Task instructions:
Return all of the data exactly, with nothing left out but the pictures.

(Dataset items)
==*==

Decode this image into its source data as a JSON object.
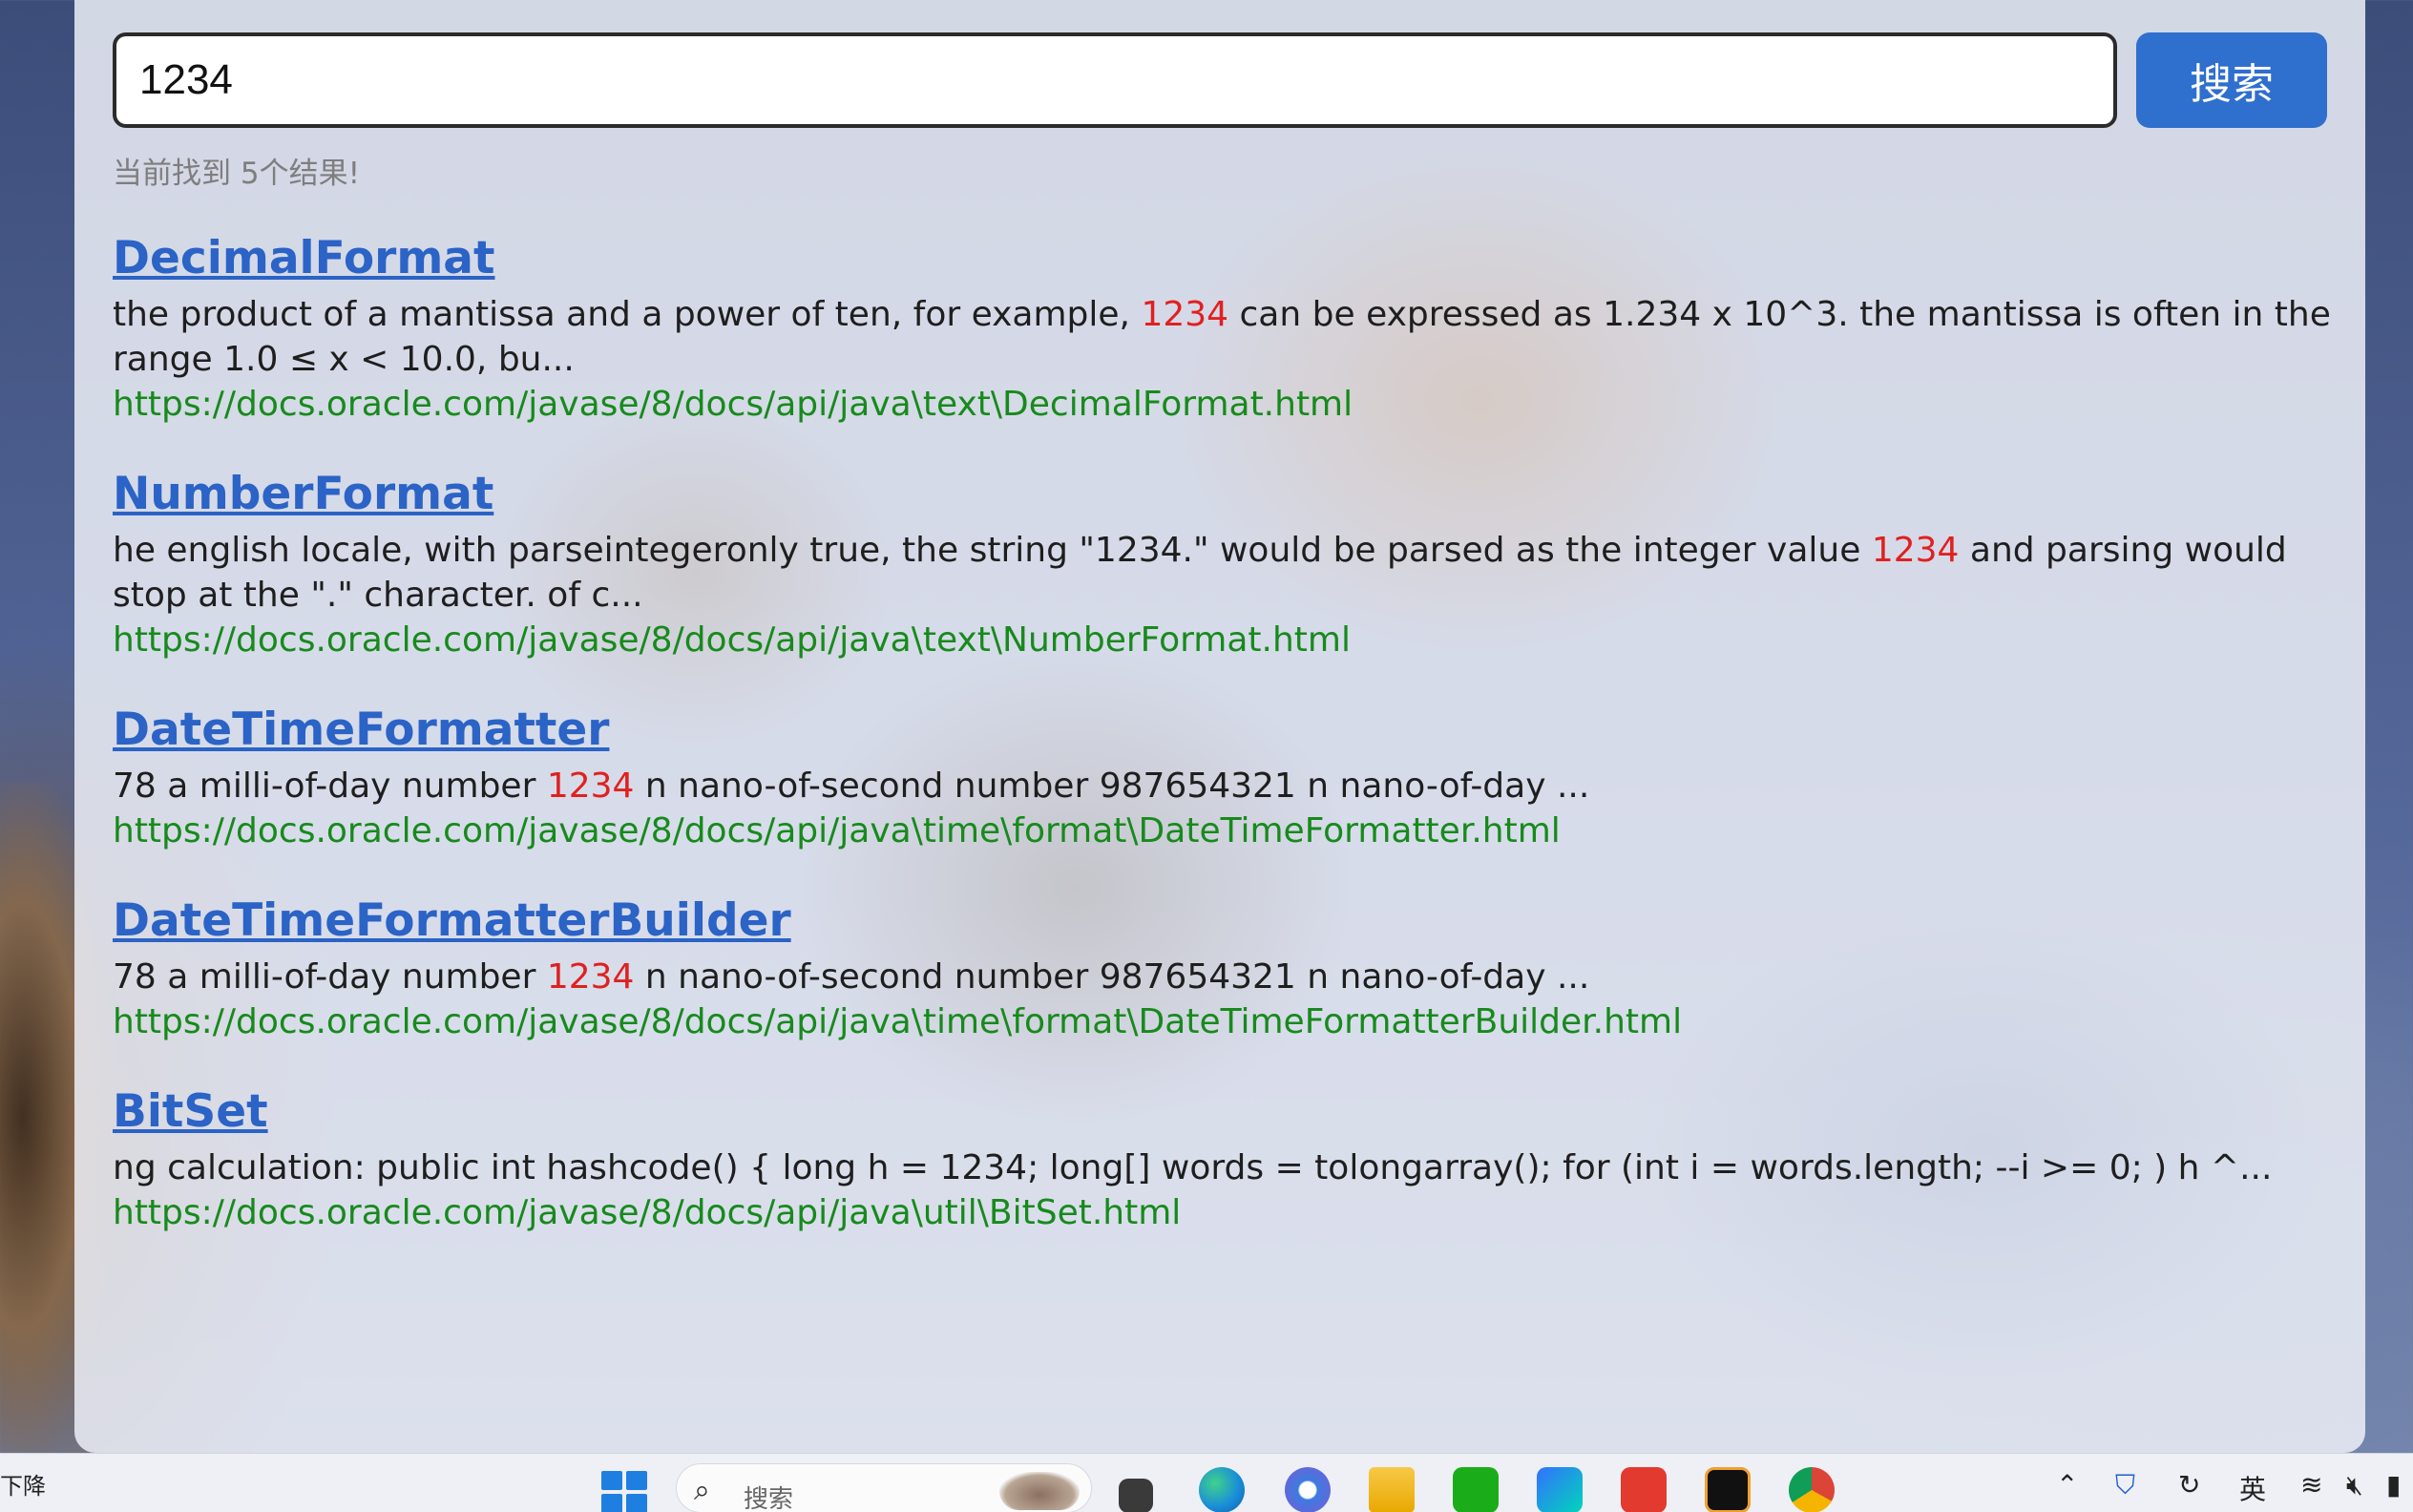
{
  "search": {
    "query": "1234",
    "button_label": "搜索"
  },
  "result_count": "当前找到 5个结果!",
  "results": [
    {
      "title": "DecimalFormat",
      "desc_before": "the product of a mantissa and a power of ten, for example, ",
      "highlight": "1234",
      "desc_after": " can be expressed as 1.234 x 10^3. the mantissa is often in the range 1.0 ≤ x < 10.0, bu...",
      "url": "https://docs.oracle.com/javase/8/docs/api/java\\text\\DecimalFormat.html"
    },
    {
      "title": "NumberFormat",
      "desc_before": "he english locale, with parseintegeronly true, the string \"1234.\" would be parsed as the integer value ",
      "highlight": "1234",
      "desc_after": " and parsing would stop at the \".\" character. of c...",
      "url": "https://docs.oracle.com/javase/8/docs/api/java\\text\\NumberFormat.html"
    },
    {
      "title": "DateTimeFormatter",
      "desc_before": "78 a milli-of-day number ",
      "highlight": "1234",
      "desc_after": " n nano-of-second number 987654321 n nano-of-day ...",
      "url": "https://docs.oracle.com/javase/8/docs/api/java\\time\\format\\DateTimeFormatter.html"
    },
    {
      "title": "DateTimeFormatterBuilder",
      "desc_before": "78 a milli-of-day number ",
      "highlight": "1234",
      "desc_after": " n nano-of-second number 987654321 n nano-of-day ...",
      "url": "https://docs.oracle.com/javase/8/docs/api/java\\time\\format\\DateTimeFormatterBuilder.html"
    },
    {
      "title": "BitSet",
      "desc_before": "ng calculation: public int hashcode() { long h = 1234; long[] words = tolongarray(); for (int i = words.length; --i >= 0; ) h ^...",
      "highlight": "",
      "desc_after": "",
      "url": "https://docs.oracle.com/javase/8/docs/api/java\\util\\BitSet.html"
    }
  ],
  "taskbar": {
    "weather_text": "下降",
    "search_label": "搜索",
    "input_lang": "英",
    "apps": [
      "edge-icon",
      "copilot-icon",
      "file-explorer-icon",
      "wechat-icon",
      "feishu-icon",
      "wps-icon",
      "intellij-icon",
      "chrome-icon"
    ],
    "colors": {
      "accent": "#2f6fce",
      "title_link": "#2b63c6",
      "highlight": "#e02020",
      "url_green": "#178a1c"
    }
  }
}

==*==

Result for this task:
Decode this image into its source data as a JSON object.
{
  "search": {
    "query": "1234",
    "button_label": "搜索"
  },
  "result_count": "当前找到 5个结果!",
  "results": [
    {
      "title": "DecimalFormat",
      "desc_before": "the product of a mantissa and a power of ten, for example, ",
      "highlight": "1234",
      "desc_after": " can be expressed as 1.234 x 10^3. the mantissa is often in the range 1.0 ≤ x < 10.0, bu...",
      "url": "https://docs.oracle.com/javase/8/docs/api/java\\text\\DecimalFormat.html"
    },
    {
      "title": "NumberFormat",
      "desc_before": "he english locale, with parseintegeronly true, the string \"1234.\" would be parsed as the integer value ",
      "highlight": "1234",
      "desc_after": " and parsing would stop at the \".\" character. of c...",
      "url": "https://docs.oracle.com/javase/8/docs/api/java\\text\\NumberFormat.html"
    },
    {
      "title": "DateTimeFormatter",
      "desc_before": "78 a milli-of-day number ",
      "highlight": "1234",
      "desc_after": " n nano-of-second number 987654321 n nano-of-day ...",
      "url": "https://docs.oracle.com/javase/8/docs/api/java\\time\\format\\DateTimeFormatter.html"
    },
    {
      "title": "DateTimeFormatterBuilder",
      "desc_before": "78 a milli-of-day number ",
      "highlight": "1234",
      "desc_after": " n nano-of-second number 987654321 n nano-of-day ...",
      "url": "https://docs.oracle.com/javase/8/docs/api/java\\time\\format\\DateTimeFormatterBuilder.html"
    },
    {
      "title": "BitSet",
      "desc_before": "ng calculation: public int hashcode() { long h = 1234; long[] words = tolongarray(); for (int i = words.length; --i >= 0; ) h ^...",
      "highlight": "",
      "desc_after": "",
      "url": "https://docs.oracle.com/javase/8/docs/api/java\\util\\BitSet.html"
    }
  ],
  "taskbar": {
    "weather_text": "下降",
    "search_label": "搜索",
    "input_lang": "英",
    "apps": [
      "edge-icon",
      "copilot-icon",
      "file-explorer-icon",
      "wechat-icon",
      "feishu-icon",
      "wps-icon",
      "intellij-icon",
      "chrome-icon"
    ],
    "colors": {
      "accent": "#2f6fce",
      "title_link": "#2b63c6",
      "highlight": "#e02020",
      "url_green": "#178a1c"
    }
  }
}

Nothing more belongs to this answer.